◆ Stored data
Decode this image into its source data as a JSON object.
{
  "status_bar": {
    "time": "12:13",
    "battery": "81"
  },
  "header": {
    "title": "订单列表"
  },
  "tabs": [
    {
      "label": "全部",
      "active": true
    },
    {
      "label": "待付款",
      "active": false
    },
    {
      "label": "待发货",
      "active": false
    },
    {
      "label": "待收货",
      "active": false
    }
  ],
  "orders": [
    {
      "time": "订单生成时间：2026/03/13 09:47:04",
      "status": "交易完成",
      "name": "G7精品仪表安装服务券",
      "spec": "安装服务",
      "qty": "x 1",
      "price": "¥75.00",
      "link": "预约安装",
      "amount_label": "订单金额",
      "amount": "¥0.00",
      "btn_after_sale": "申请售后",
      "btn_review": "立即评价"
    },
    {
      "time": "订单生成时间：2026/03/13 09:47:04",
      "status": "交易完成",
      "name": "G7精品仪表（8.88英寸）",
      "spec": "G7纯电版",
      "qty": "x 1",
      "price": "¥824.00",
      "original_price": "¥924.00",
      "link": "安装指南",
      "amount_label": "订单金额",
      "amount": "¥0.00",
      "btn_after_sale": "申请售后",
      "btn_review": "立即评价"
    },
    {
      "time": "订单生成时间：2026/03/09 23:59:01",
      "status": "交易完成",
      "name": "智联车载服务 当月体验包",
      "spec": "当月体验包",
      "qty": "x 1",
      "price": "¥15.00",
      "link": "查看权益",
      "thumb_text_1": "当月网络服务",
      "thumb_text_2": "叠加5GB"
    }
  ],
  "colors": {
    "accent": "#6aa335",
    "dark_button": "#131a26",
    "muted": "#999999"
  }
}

◆ Exercise instructions
Every entry must be retyped in full, exactly as given.

◆ Answer for this exercise
Decode this image into its source data as a JSON object.
{
  "status_bar": {
    "time": "12:13",
    "battery": "81"
  },
  "header": {
    "title": "订单列表"
  },
  "tabs": [
    {
      "label": "全部",
      "active": true
    },
    {
      "label": "待付款",
      "active": false
    },
    {
      "label": "待发货",
      "active": false
    },
    {
      "label": "待收货",
      "active": false
    }
  ],
  "orders": [
    {
      "time": "订单生成时间：2026/03/13 09:47:04",
      "status": "交易完成",
      "name": "G7精品仪表安装服务券",
      "spec": "安装服务",
      "qty": "x 1",
      "price": "¥75.00",
      "link": "预约安装",
      "amount_label": "订单金额",
      "amount": "¥0.00",
      "btn_after_sale": "申请售后",
      "btn_review": "立即评价"
    },
    {
      "time": "订单生成时间：2026/03/13 09:47:04",
      "status": "交易完成",
      "name": "G7精品仪表（8.88英寸）",
      "spec": "G7纯电版",
      "qty": "x 1",
      "price": "¥824.00",
      "original_price": "¥924.00",
      "link": "安装指南",
      "amount_label": "订单金额",
      "amount": "¥0.00",
      "btn_after_sale": "申请售后",
      "btn_review": "立即评价"
    },
    {
      "time": "订单生成时间：2026/03/09 23:59:01",
      "status": "交易完成",
      "name": "智联车载服务 当月体验包",
      "spec": "当月体验包",
      "qty": "x 1",
      "price": "¥15.00",
      "link": "查看权益",
      "thumb_text_1": "当月网络服务",
      "thumb_text_2": "叠加5GB"
    }
  ],
  "colors": {
    "accent": "#6aa335",
    "dark_button": "#131a26",
    "muted": "#999999"
  }
}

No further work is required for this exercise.